Reproduce the entries below in full, word for word.

--- Start Material provided ---

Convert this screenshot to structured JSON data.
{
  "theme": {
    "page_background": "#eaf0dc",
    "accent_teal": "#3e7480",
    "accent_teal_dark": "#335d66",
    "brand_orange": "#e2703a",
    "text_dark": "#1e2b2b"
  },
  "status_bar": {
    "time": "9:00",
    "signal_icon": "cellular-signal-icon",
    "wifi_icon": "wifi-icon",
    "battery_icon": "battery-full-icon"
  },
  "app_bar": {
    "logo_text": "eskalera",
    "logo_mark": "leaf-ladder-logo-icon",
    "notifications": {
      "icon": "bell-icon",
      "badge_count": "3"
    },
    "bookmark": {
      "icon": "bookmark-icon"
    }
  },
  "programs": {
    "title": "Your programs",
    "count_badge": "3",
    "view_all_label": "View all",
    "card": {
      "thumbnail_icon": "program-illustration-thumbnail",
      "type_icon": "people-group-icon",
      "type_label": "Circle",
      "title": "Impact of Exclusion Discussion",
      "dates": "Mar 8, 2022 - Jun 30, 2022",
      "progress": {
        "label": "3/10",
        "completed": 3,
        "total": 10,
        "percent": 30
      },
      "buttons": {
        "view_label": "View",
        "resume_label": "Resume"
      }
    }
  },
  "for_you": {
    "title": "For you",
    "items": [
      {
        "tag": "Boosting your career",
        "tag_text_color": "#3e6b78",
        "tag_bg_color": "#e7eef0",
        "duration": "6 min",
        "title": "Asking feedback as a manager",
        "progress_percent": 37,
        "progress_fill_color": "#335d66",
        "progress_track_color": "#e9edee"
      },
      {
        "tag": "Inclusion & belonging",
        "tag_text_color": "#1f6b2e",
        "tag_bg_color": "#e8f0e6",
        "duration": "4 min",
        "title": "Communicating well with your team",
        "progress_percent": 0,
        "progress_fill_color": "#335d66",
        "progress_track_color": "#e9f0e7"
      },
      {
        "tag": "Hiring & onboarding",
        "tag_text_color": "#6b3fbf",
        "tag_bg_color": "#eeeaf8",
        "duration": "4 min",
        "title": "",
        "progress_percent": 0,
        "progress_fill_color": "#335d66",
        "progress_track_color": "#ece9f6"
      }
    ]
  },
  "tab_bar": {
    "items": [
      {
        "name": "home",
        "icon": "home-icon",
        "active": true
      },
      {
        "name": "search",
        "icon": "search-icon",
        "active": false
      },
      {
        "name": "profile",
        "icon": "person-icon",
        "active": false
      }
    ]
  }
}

--- End Material provided ---

Exercise result:
Convert this screenshot to structured JSON data.
{
  "theme": {
    "page_background": "#eaf0dc",
    "accent_teal": "#3e7480",
    "accent_teal_dark": "#335d66",
    "brand_orange": "#e2703a",
    "text_dark": "#1e2b2b"
  },
  "status_bar": {
    "time": "9:00",
    "signal_icon": "cellular-signal-icon",
    "wifi_icon": "wifi-icon",
    "battery_icon": "battery-full-icon"
  },
  "app_bar": {
    "logo_text": "eskalera",
    "logo_mark": "leaf-ladder-logo-icon",
    "notifications": {
      "icon": "bell-icon",
      "badge_count": "3"
    },
    "bookmark": {
      "icon": "bookmark-icon"
    }
  },
  "programs": {
    "title": "Your programs",
    "count_badge": "3",
    "view_all_label": "View all",
    "card": {
      "thumbnail_icon": "program-illustration-thumbnail",
      "type_icon": "people-group-icon",
      "type_label": "Circle",
      "title": "Impact of Exclusion Discussion",
      "dates": "Mar 8, 2022 - Jun 30, 2022",
      "progress": {
        "label": "3/10",
        "completed": 3,
        "total": 10,
        "percent": 30
      },
      "buttons": {
        "view_label": "View",
        "resume_label": "Resume"
      }
    }
  },
  "for_you": {
    "title": "For you",
    "items": [
      {
        "tag": "Boosting your career",
        "tag_text_color": "#3e6b78",
        "tag_bg_color": "#e7eef0",
        "duration": "6 min",
        "title": "Asking feedback as a manager",
        "progress_percent": 37,
        "progress_fill_color": "#335d66",
        "progress_track_color": "#e9edee"
      },
      {
        "tag": "Inclusion & belonging",
        "tag_text_color": "#1f6b2e",
        "tag_bg_color": "#e8f0e6",
        "duration": "4 min",
        "title": "Communicating well with your team",
        "progress_percent": 0,
        "progress_fill_color": "#335d66",
        "progress_track_color": "#e9f0e7"
      },
      {
        "tag": "Hiring & onboarding",
        "tag_text_color": "#6b3fbf",
        "tag_bg_color": "#eeeaf8",
        "duration": "4 min",
        "title": "",
        "progress_percent": 0,
        "progress_fill_color": "#335d66",
        "progress_track_color": "#ece9f6"
      }
    ]
  },
  "tab_bar": {
    "items": [
      {
        "name": "home",
        "icon": "home-icon",
        "active": true
      },
      {
        "name": "search",
        "icon": "search-icon",
        "active": false
      },
      {
        "name": "profile",
        "icon": "person-icon",
        "active": false
      }
    ]
  }
}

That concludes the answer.